▶ PROVIDED RECORDS
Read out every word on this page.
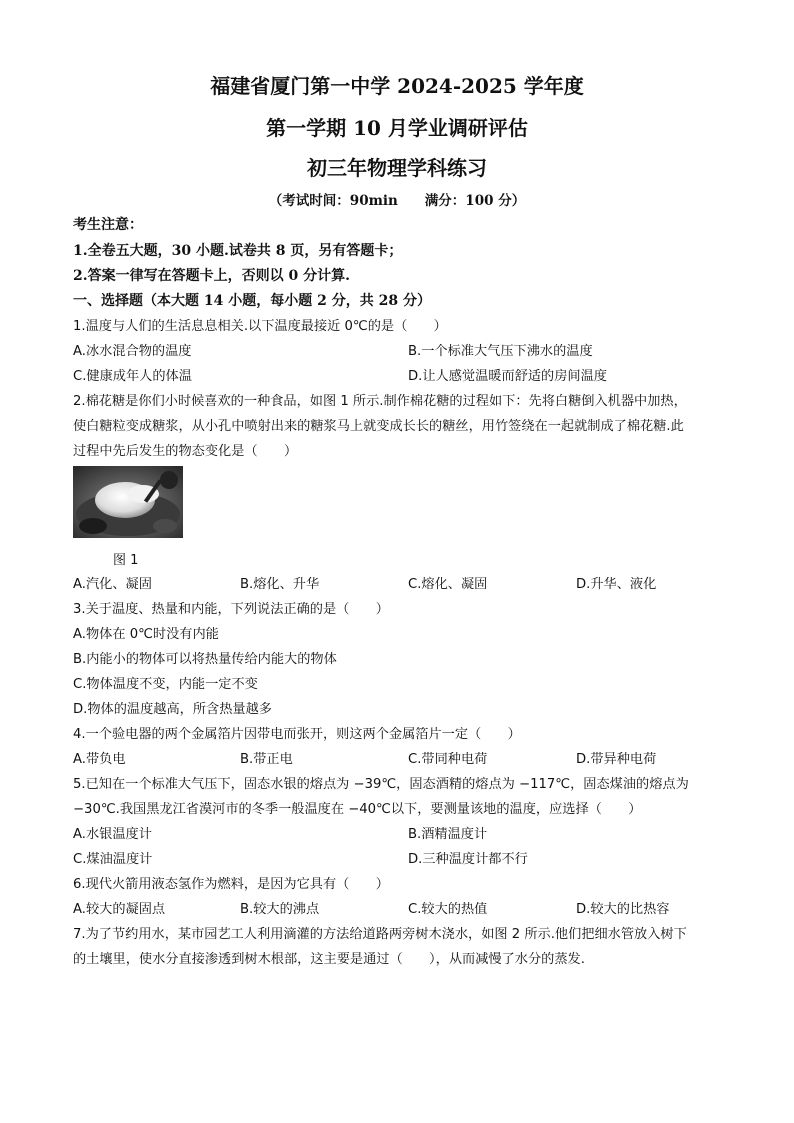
福建省厦门第一中学 2024-2025 学年度
第一学期 10 月学业调研评估
初三年物理学科练习
（考试时间：90min　　满分：100 分）
考生注意：
1.全卷五大题，30 小题.试卷共 8 页，另有答题卡；
2.答案一律写在答题卡上，否则以 0 分计算.
一、选择题（本大题 14 小题，每小题 2 分，共 28 分）
1.温度与人们的生活息息相关.以下温度最接近 0℃的是（　　）
A.冰水混合物的温度	B.一个标准大气压下沸水的温度
C.健康成年人的体温	D.让人感觉温暖而舒适的房间温度
2.棉花糖是你们小时候喜欢的一种食品，如图 1 所示.制作棉花糖的过程如下：先将白糖倒入机器中加热，
使白糖粒变成糖浆，从小孔中喷射出来的糖浆马上就变成长长的糖丝，用竹签绕在一起就制成了棉花糖.此
过程中先后发生的物态变化是（　　）
图 1
A.汽化、凝固	B.熔化、升华	C.熔化、凝固	D.升华、液化
3.关于温度、热量和内能，下列说法正确的是（　　）
A.物体在 0℃时没有内能
B.内能小的物体可以将热量传给内能大的物体
C.物体温度不变，内能一定不变
D.物体的温度越高，所含热量越多
4.一个验电器的两个金属箔片因带电而张开，则这两个金属箔片一定（　　）
A.带负电	B.带正电	C.带同种电荷	D.带异种电荷
5.已知在一个标准大气压下，固态水银的熔点为 −39℃，固态酒精的熔点为 −117℃，固态煤油的熔点为
−30℃.我国黑龙江省漠河市的冬季一般温度在 −40℃以下，要测量该地的温度，应选择（　　）
A.水银温度计	B.酒精温度计
C.煤油温度计	D.三种温度计都不行
6.现代火箭用液态氢作为燃料，是因为它具有（　　）
A.较大的凝固点	B.较大的沸点	C.较大的热值	D.较大的比热容
7.为了节约用水，某市园艺工人利用滴灌的方法给道路两旁树木浇水，如图 2 所示.他们把细水管放入树下
的土壤里，使水分直接渗透到树木根部，这主要是通过（　　），从而减慢了水分的蒸发.
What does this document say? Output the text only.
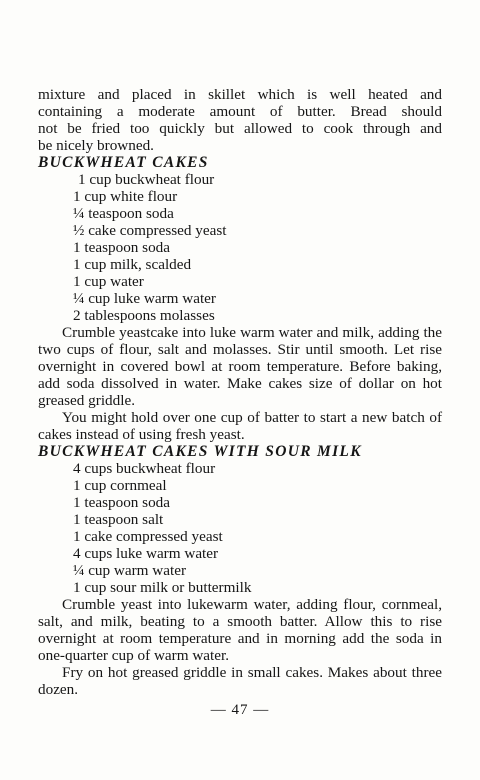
mixture and placed in skillet which is well heated and
containing a moderate amount of butter. Bread should
not be fried too quickly but allowed to cook through and
be nicely browned.
BUCKWHEAT CAKES
1 cup buckwheat flour
1 cup white flour
¼ teaspoon soda
½ cake compressed yeast
1 teaspoon soda
1 cup milk, scalded
1 cup water
¼ cup luke warm water
2 tablespoons molasses

Crumble yeastcake into luke warm water and milk, adding the two cups of flour, salt and molasses. Stir until smooth. Let rise overnight in covered bowl at room temperature. Before baking, add soda dissolved in water. Make cakes size of dollar on hot greased griddle.

You might hold over one cup of batter to start a new batch of cakes instead of using fresh yeast.

BUCKWHEAT CAKES WITH SOUR MILK
4 cups buckwheat flour
1 cup cornmeal
1 teaspoon soda
1 teaspoon salt
1 cake compressed yeast
4 cups luke warm water
¼ cup warm water
1 cup sour milk or buttermilk

Crumble yeast into lukewarm water, adding flour, cornmeal, salt, and milk, beating to a smooth batter. Allow this to rise overnight at room temperature and in morning add the soda in one-quarter cup of warm water.

Fry on hot greased griddle in small cakes. Makes about three dozen.

— 47 —
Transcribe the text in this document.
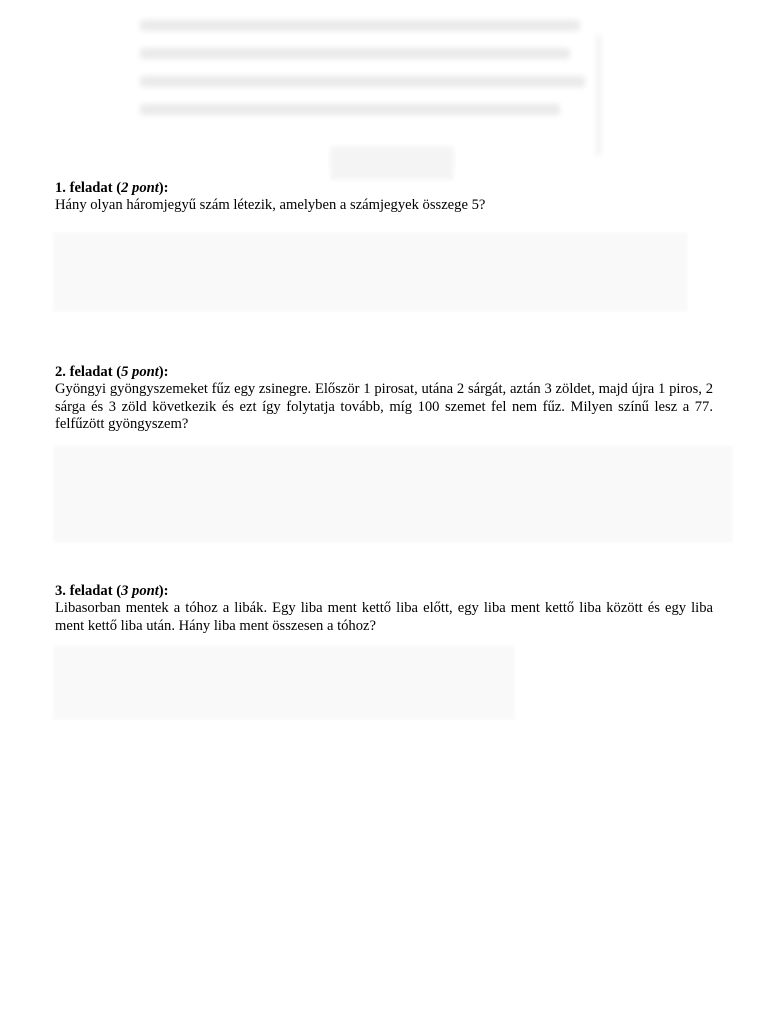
1. feladat (2 pont):
Hány olyan háromjegyű szám létezik, amelyben a számjegyek összege 5?
2. feladat (5 pont):
Gyöngyi gyöngyszemeket fűz egy zsinegre. Először 1 pirosat, utána 2 sárgát, aztán 3 zöldet, majd újra 1 piros, 2 sárga és 3 zöld következik és ezt így folytatja tovább, míg 100 szemet fel nem fűz. Milyen színű lesz a 77. felfűzött gyöngyszem?
3. feladat (3 pont):
Libasorban mentek a tóhoz a libák. Egy liba ment kettő liba előtt, egy liba ment kettő liba között és egy liba ment kettő liba után. Hány liba ment összesen a tóhoz?
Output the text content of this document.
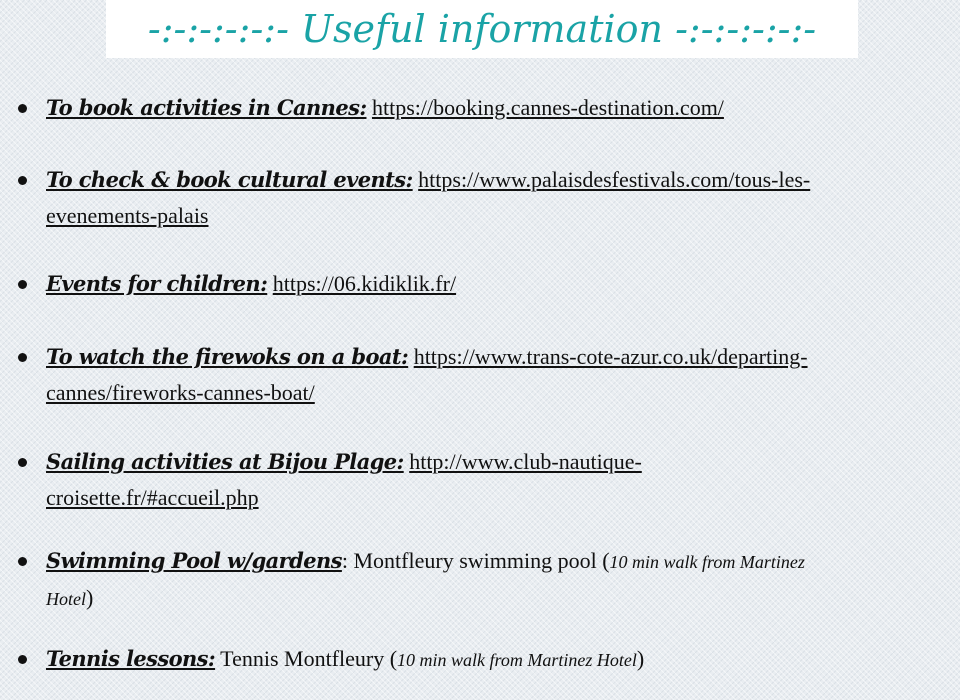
-:-:-:-:-:- Useful information -:-:-:-:-:-
To book activities in Cannes: https://booking.cannes-destination.com/
To check & book cultural events: https://www.palaisdesfestivals.com/tous-les-
evenements-palais
Events for children: https://06.kidiklik.fr/
To watch the firewoks on a boat: https://www.trans-cote-azur.co.uk/departing-
cannes/fireworks-cannes-boat/
Sailing activities at Bijou Plage: http://www.club-nautique-
croisette.fr/#accueil.php
Swimming Pool w/gardens: Montfleury swimming pool (10 min walk from Martinez
Hotel)
Tennis lessons: Tennis Montfleury (10 min walk from Martinez Hotel)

▶ EXERCISE
Identify each line containing the string "pont" and copy it out.

▶ SOLUTION TO THE PROBLEM
1. feladat (2 pont):
2. feladat (5 pont):
3. feladat (3 pont):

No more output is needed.